[START]

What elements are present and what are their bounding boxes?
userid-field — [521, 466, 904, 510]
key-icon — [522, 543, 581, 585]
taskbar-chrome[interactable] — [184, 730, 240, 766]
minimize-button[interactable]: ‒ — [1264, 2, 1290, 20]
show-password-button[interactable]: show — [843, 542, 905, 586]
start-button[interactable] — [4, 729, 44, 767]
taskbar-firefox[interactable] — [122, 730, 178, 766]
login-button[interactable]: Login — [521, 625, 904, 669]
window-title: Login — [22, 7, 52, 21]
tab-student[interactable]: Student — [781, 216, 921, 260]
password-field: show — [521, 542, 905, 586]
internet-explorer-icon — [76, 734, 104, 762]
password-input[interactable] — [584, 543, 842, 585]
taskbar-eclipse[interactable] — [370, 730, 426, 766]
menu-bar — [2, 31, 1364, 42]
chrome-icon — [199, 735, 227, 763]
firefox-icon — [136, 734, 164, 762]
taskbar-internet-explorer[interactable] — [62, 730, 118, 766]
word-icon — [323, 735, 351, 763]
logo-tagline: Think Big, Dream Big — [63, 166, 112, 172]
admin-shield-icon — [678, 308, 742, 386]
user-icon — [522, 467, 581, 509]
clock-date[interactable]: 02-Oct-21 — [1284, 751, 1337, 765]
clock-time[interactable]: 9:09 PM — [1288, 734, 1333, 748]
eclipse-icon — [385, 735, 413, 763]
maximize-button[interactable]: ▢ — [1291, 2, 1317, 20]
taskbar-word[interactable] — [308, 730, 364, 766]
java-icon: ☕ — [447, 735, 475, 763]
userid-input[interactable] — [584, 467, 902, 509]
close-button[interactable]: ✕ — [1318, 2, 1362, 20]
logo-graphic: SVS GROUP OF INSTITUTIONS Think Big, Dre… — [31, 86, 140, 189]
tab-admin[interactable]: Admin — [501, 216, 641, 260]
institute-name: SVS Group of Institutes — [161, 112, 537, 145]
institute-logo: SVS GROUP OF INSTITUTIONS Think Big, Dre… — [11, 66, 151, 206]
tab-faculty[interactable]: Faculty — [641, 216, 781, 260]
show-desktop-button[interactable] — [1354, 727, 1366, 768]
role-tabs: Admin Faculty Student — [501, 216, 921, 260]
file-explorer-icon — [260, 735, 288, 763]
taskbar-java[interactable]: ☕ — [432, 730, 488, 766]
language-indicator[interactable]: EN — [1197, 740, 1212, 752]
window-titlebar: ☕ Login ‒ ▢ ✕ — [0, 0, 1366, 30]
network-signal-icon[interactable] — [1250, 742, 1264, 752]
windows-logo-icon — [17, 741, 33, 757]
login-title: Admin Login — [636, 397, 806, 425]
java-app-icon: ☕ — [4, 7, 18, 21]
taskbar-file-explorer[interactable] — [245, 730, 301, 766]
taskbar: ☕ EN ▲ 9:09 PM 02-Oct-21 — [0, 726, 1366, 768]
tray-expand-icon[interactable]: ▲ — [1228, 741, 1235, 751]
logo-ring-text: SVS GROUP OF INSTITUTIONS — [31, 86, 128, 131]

[END]

#### [JOB]
Reproduce all of the lines above word for word, keeping every character unchanged.

#### [THE SOLUTION]
What elements are present and what are their bounding boxes?
userid-field — [521, 466, 904, 510]
key-icon — [522, 543, 581, 585]
taskbar-chrome[interactable] — [184, 730, 240, 766]
minimize-button[interactable]: ‒ — [1264, 2, 1290, 20]
show-password-button[interactable]: show — [843, 542, 905, 586]
start-button[interactable] — [4, 729, 44, 767]
taskbar-firefox[interactable] — [122, 730, 178, 766]
login-button[interactable]: Login — [521, 625, 904, 669]
window-title: Login — [22, 7, 52, 21]
tab-student[interactable]: Student — [781, 216, 921, 260]
password-field: show — [521, 542, 905, 586]
internet-explorer-icon — [76, 734, 104, 762]
password-input[interactable] — [584, 543, 842, 585]
taskbar-eclipse[interactable] — [370, 730, 426, 766]
menu-bar — [2, 31, 1364, 42]
chrome-icon — [199, 735, 227, 763]
firefox-icon — [136, 734, 164, 762]
taskbar-internet-explorer[interactable] — [62, 730, 118, 766]
word-icon — [323, 735, 351, 763]
logo-tagline: Think Big, Dream Big — [63, 166, 112, 172]
admin-shield-icon — [678, 308, 742, 386]
user-icon — [522, 467, 581, 509]
clock-date[interactable]: 02-Oct-21 — [1284, 751, 1337, 765]
clock-time[interactable]: 9:09 PM — [1288, 734, 1333, 748]
eclipse-icon — [385, 735, 413, 763]
maximize-button[interactable]: ▢ — [1291, 2, 1317, 20]
taskbar-word[interactable] — [308, 730, 364, 766]
java-icon: ☕ — [447, 735, 475, 763]
userid-input[interactable] — [584, 467, 902, 509]
close-button[interactable]: ✕ — [1318, 2, 1362, 20]
logo-graphic: SVS GROUP OF INSTITUTIONS Think Big, Dre… — [31, 86, 140, 189]
tab-admin[interactable]: Admin — [501, 216, 641, 260]
institute-name: SVS Group of Institutes — [161, 112, 537, 145]
institute-logo: SVS GROUP OF INSTITUTIONS Think Big, Dre… — [11, 66, 151, 206]
tab-faculty[interactable]: Faculty — [641, 216, 781, 260]
show-desktop-button[interactable] — [1354, 727, 1366, 768]
role-tabs: Admin Faculty Student — [501, 216, 921, 260]
file-explorer-icon — [260, 735, 288, 763]
taskbar-java[interactable]: ☕ — [432, 730, 488, 766]
language-indicator[interactable]: EN — [1197, 740, 1212, 752]
window-titlebar: ☕ Login ‒ ▢ ✕ — [0, 0, 1366, 30]
network-signal-icon[interactable] — [1250, 742, 1264, 752]
windows-logo-icon — [17, 741, 33, 757]
login-title: Admin Login — [636, 397, 806, 425]
java-app-icon: ☕ — [4, 7, 18, 21]
taskbar-file-explorer[interactable] — [245, 730, 301, 766]
taskbar: ☕ EN ▲ 9:09 PM 02-Oct-21 — [0, 726, 1366, 768]
tray-expand-icon[interactable]: ▲ — [1228, 741, 1235, 751]
logo-ring-text: SVS GROUP OF INSTITUTIONS — [31, 86, 128, 131]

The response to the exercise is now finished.